* SUPPLIED RECORDS:
——

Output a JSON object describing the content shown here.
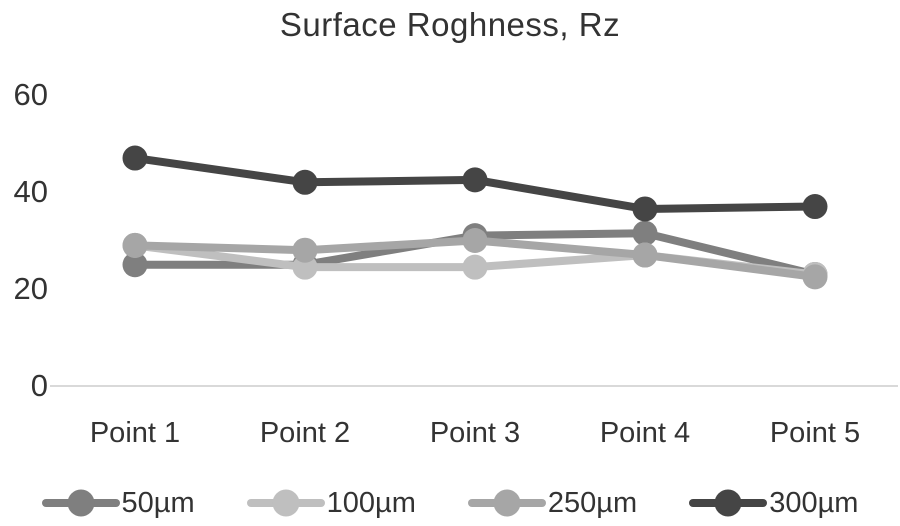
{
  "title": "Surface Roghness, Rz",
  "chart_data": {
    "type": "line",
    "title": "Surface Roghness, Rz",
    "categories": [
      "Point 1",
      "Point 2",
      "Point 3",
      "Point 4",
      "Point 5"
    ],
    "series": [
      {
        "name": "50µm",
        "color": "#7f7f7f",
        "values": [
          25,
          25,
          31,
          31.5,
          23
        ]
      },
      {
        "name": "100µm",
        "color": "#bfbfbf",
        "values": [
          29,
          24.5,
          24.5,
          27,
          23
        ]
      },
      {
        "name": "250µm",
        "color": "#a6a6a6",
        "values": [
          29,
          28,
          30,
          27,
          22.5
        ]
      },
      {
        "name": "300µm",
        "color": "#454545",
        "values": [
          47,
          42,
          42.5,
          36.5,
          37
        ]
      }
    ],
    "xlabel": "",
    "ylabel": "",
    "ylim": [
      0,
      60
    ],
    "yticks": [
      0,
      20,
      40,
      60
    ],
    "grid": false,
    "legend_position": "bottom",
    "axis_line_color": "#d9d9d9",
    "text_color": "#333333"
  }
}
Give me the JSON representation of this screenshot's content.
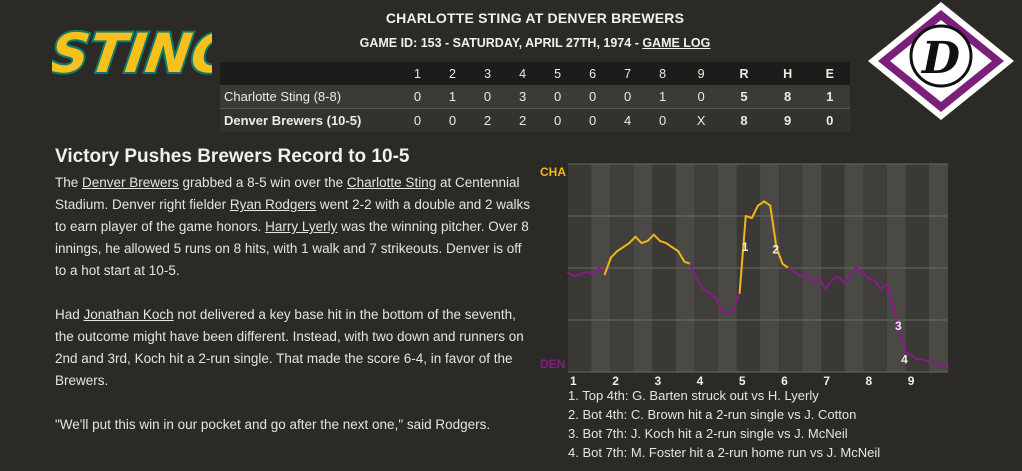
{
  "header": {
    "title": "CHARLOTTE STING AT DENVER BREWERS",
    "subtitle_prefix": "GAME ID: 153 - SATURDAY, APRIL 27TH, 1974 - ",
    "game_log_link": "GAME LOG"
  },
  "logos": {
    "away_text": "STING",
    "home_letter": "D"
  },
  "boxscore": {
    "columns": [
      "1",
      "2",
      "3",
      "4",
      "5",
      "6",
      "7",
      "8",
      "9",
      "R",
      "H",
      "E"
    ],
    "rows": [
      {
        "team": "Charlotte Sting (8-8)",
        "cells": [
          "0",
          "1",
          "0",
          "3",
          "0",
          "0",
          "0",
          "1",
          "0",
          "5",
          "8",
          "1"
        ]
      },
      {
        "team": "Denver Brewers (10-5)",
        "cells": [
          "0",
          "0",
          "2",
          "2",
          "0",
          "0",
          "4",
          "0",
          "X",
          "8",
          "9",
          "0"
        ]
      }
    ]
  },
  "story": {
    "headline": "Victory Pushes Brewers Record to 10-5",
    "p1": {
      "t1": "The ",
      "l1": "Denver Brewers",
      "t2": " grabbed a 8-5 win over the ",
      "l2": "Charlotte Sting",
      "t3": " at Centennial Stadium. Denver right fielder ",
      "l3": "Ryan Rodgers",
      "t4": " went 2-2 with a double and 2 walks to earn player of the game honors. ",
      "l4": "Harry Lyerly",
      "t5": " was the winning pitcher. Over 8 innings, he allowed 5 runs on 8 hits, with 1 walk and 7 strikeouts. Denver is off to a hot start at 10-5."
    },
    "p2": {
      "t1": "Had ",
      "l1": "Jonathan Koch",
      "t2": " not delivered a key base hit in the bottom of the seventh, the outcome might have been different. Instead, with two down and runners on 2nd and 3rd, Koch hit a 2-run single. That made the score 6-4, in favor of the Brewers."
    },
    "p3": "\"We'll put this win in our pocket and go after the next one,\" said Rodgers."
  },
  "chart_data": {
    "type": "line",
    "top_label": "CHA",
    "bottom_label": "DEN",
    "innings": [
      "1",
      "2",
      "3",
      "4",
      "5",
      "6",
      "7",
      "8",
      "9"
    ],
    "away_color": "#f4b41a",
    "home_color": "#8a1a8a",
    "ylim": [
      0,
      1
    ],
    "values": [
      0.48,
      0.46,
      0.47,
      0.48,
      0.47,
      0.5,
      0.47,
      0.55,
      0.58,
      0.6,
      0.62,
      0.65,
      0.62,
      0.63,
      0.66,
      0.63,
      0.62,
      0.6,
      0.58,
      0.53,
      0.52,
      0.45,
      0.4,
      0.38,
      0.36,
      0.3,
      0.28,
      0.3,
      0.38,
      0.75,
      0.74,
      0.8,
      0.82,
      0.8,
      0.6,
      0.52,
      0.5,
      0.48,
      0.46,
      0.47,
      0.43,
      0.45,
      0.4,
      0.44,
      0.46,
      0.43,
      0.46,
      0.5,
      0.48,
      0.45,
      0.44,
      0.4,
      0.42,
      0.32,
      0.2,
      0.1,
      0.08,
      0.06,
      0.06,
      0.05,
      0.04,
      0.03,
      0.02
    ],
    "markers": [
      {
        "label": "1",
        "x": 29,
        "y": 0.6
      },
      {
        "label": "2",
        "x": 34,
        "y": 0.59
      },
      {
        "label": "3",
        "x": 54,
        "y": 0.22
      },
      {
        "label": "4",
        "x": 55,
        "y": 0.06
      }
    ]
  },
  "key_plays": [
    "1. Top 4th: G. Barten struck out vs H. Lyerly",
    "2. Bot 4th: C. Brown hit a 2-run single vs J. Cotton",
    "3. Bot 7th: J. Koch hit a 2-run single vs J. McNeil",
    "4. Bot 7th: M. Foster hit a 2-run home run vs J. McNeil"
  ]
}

——

* TASK: Quote the records in their entirety, keeping the wording exact and excluding pictures.

* FINISHED ANSWER:
Output a JSON object describing the content shown here.
{
  "title": "Surface Roghness, Rz",
  "chart_data": {
    "type": "line",
    "title": "Surface Roghness, Rz",
    "categories": [
      "Point 1",
      "Point 2",
      "Point 3",
      "Point 4",
      "Point 5"
    ],
    "series": [
      {
        "name": "50µm",
        "color": "#7f7f7f",
        "values": [
          25,
          25,
          31,
          31.5,
          23
        ]
      },
      {
        "name": "100µm",
        "color": "#bfbfbf",
        "values": [
          29,
          24.5,
          24.5,
          27,
          23
        ]
      },
      {
        "name": "250µm",
        "color": "#a6a6a6",
        "values": [
          29,
          28,
          30,
          27,
          22.5
        ]
      },
      {
        "name": "300µm",
        "color": "#454545",
        "values": [
          47,
          42,
          42.5,
          36.5,
          37
        ]
      }
    ],
    "xlabel": "",
    "ylabel": "",
    "ylim": [
      0,
      60
    ],
    "yticks": [
      0,
      20,
      40,
      60
    ],
    "grid": false,
    "legend_position": "bottom",
    "axis_line_color": "#d9d9d9",
    "text_color": "#333333"
  }
}
Give me the JSON representation of this screenshot's content.
{
  "header": {
    "title": "CHARLOTTE STING AT DENVER BREWERS",
    "subtitle_prefix": "GAME ID: 153 - SATURDAY, APRIL 27TH, 1974 - ",
    "game_log_link": "GAME LOG"
  },
  "logos": {
    "away_text": "STING",
    "home_letter": "D"
  },
  "boxscore": {
    "columns": [
      "1",
      "2",
      "3",
      "4",
      "5",
      "6",
      "7",
      "8",
      "9",
      "R",
      "H",
      "E"
    ],
    "rows": [
      {
        "team": "Charlotte Sting (8-8)",
        "cells": [
          "0",
          "1",
          "0",
          "3",
          "0",
          "0",
          "0",
          "1",
          "0",
          "5",
          "8",
          "1"
        ]
      },
      {
        "team": "Denver Brewers (10-5)",
        "cells": [
          "0",
          "0",
          "2",
          "2",
          "0",
          "0",
          "4",
          "0",
          "X",
          "8",
          "9",
          "0"
        ]
      }
    ]
  },
  "story": {
    "headline": "Victory Pushes Brewers Record to 10-5",
    "p1": {
      "t1": "The ",
      "l1": "Denver Brewers",
      "t2": " grabbed a 8-5 win over the ",
      "l2": "Charlotte Sting",
      "t3": " at Centennial Stadium. Denver right fielder ",
      "l3": "Ryan Rodgers",
      "t4": " went 2-2 with a double and 2 walks to earn player of the game honors. ",
      "l4": "Harry Lyerly",
      "t5": " was the winning pitcher. Over 8 innings, he allowed 5 runs on 8 hits, with 1 walk and 7 strikeouts. Denver is off to a hot start at 10-5."
    },
    "p2": {
      "t1": "Had ",
      "l1": "Jonathan Koch",
      "t2": " not delivered a key base hit in the bottom of the seventh, the outcome might have been different. Instead, with two down and runners on 2nd and 3rd, Koch hit a 2-run single. That made the score 6-4, in favor of the Brewers."
    },
    "p3": "\"We'll put this win in our pocket and go after the next one,\" said Rodgers."
  },
  "chart_data": {
    "type": "line",
    "top_label": "CHA",
    "bottom_label": "DEN",
    "innings": [
      "1",
      "2",
      "3",
      "4",
      "5",
      "6",
      "7",
      "8",
      "9"
    ],
    "away_color": "#f4b41a",
    "home_color": "#8a1a8a",
    "ylim": [
      0,
      1
    ],
    "values": [
      0.48,
      0.46,
      0.47,
      0.48,
      0.47,
      0.5,
      0.47,
      0.55,
      0.58,
      0.6,
      0.62,
      0.65,
      0.62,
      0.63,
      0.66,
      0.63,
      0.62,
      0.6,
      0.58,
      0.53,
      0.52,
      0.45,
      0.4,
      0.38,
      0.36,
      0.3,
      0.28,
      0.3,
      0.38,
      0.75,
      0.74,
      0.8,
      0.82,
      0.8,
      0.6,
      0.52,
      0.5,
      0.48,
      0.46,
      0.47,
      0.43,
      0.45,
      0.4,
      0.44,
      0.46,
      0.43,
      0.46,
      0.5,
      0.48,
      0.45,
      0.44,
      0.4,
      0.42,
      0.32,
      0.2,
      0.1,
      0.08,
      0.06,
      0.06,
      0.05,
      0.04,
      0.03,
      0.02
    ],
    "markers": [
      {
        "label": "1",
        "x": 29,
        "y": 0.6
      },
      {
        "label": "2",
        "x": 34,
        "y": 0.59
      },
      {
        "label": "3",
        "x": 54,
        "y": 0.22
      },
      {
        "label": "4",
        "x": 55,
        "y": 0.06
      }
    ]
  },
  "key_plays": [
    "1. Top 4th: G. Barten struck out vs H. Lyerly",
    "2. Bot 4th: C. Brown hit a 2-run single vs J. Cotton",
    "3. Bot 7th: J. Koch hit a 2-run single vs J. McNeil",
    "4. Bot 7th: M. Foster hit a 2-run home run vs J. McNeil"
  ]
}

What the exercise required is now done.